_Problem description:_
Copy out the entries exactly, from the first line to the last.

_Extracted records:_
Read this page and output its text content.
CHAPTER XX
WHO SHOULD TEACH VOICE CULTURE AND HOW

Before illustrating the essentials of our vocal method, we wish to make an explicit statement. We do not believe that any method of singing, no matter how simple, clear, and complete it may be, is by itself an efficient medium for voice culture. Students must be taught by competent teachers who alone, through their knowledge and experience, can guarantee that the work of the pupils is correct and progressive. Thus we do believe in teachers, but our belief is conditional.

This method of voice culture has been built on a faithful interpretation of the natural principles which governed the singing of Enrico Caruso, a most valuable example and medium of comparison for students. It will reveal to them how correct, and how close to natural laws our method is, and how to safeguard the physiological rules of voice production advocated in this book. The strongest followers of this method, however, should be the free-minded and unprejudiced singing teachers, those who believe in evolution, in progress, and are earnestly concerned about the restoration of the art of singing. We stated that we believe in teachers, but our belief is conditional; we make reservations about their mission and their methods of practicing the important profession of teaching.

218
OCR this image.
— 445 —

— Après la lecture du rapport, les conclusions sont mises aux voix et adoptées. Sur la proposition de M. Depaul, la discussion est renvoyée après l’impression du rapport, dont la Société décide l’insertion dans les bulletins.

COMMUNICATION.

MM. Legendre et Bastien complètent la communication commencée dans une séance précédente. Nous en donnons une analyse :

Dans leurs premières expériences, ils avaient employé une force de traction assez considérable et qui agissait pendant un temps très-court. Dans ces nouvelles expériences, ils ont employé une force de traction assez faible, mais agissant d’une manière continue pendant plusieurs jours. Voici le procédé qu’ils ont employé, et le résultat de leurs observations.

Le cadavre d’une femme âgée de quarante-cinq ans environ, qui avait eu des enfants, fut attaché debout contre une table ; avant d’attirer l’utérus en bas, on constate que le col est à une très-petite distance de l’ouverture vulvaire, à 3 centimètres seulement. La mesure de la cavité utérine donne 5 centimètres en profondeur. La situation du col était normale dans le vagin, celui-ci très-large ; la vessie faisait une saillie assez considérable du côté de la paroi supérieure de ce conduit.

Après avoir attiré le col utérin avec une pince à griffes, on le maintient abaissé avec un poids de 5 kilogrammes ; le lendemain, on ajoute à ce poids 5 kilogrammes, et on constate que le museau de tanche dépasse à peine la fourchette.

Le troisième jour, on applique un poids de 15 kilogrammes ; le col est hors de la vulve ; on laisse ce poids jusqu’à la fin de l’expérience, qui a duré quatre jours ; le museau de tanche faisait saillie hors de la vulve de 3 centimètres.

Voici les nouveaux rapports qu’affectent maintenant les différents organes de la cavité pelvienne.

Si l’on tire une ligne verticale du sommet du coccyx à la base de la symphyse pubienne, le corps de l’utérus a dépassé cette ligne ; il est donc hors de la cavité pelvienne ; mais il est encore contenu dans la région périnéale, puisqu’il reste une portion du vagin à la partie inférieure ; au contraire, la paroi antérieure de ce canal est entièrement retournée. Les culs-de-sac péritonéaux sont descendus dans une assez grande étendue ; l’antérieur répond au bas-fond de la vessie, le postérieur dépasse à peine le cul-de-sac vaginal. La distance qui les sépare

_Problem solution:_
Read this page and output its text content.
CHAPTER XX
WHO SHOULD TEACH VOICE CULTURE AND HOW

Before illustrating the essentials of our vocal method, we wish to make an explicit statement. We do not believe that any method of singing, no matter how simple, clear, and complete it may be, is by itself an efficient medium for voice culture. Students must be taught by competent teachers who alone, through their knowledge and experience, can guarantee that the work of the pupils is correct and progressive. Thus we do believe in teachers, but our belief is conditional.

This method of voice culture has been built on a faithful interpretation of the natural principles which governed the singing of Enrico Caruso, a most valuable example and medium of comparison for students. It will reveal to them how correct, and how close to natural laws our method is, and how to safeguard the physiological rules of voice production advocated in this book. The strongest followers of this method, however, should be the free-minded and unprejudiced singing teachers, those who believe in evolution, in progress, and are earnestly concerned about the restoration of the art of singing. We stated that we believe in teachers, but our belief is conditional; we make reservations about their mission and their methods of practicing the important profession of teaching.

218
OCR this image.
— 445 —

— Après la lecture du rapport, les conclusions sont mises aux voix et adoptées. Sur la proposition de M. Depaul, la discussion est renvoyée après l’impression du rapport, dont la Société décide l’insertion dans les bulletins.

COMMUNICATION.

MM. Legendre et Bastien complètent la communication commencée dans une séance précédente. Nous en donnons une analyse :

Dans leurs premières expériences, ils avaient employé une force de traction assez considérable et qui agissait pendant un temps très-court. Dans ces nouvelles expériences, ils ont employé une force de traction assez faible, mais agissant d’une manière continue pendant plusieurs jours. Voici le procédé qu’ils ont employé, et le résultat de leurs observations.

Le cadavre d’une femme âgée de quarante-cinq ans environ, qui avait eu des enfants, fut attaché debout contre une table ; avant d’attirer l’utérus en bas, on constate que le col est à une très-petite distance de l’ouverture vulvaire, à 3 centimètres seulement. La mesure de la cavité utérine donne 5 centimètres en profondeur. La situation du col était normale dans le vagin, celui-ci très-large ; la vessie faisait une saillie assez considérable du côté de la paroi supérieure de ce conduit.

Après avoir attiré le col utérin avec une pince à griffes, on le maintient abaissé avec un poids de 5 kilogrammes ; le lendemain, on ajoute à ce poids 5 kilogrammes, et on constate que le museau de tanche dépasse à peine la fourchette.

Le troisième jour, on applique un poids de 15 kilogrammes ; le col est hors de la vulve ; on laisse ce poids jusqu’à la fin de l’expérience, qui a duré quatre jours ; le museau de tanche faisait saillie hors de la vulve de 3 centimètres.

Voici les nouveaux rapports qu’affectent maintenant les différents organes de la cavité pelvienne.

Si l’on tire une ligne verticale du sommet du coccyx à la base de la symphyse pubienne, le corps de l’utérus a dépassé cette ligne ; il est donc hors de la cavité pelvienne ; mais il est encore contenu dans la région périnéale, puisqu’il reste une portion du vagin à la partie inférieure ; au contraire, la paroi antérieure de ce canal est entièrement retournée. Les culs-de-sac péritonéaux sont descendus dans une assez grande étendue ; l’antérieur répond au bas-fond de la vessie, le postérieur dépasse à peine le cul-de-sac vaginal. La distance qui les sépare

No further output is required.